# AIM OF THE TASK
Go through the lines below. Copy those with "name".

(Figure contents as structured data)
________________

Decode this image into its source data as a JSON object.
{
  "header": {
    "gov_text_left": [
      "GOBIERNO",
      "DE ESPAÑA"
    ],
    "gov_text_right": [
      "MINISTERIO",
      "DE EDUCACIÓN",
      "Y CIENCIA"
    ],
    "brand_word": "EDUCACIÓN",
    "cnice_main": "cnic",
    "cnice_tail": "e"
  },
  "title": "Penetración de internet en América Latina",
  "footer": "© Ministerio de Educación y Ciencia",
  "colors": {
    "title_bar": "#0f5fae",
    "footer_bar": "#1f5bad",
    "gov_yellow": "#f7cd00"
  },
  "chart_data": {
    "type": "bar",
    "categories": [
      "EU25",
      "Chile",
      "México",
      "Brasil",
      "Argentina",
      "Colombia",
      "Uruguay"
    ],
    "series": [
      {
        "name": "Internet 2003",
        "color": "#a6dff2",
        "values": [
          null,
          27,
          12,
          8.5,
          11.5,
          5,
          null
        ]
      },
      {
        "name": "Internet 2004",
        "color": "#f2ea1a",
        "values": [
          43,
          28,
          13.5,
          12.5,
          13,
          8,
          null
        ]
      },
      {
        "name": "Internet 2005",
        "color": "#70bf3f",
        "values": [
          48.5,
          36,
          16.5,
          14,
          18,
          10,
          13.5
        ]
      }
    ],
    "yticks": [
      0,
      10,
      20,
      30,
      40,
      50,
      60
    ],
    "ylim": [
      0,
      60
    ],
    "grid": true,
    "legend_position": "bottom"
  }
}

________________

# ANSWER FOR THE TASK
        "name": "Internet 2003",
        "name": "Internet 2004",
        "name": "Internet 2005",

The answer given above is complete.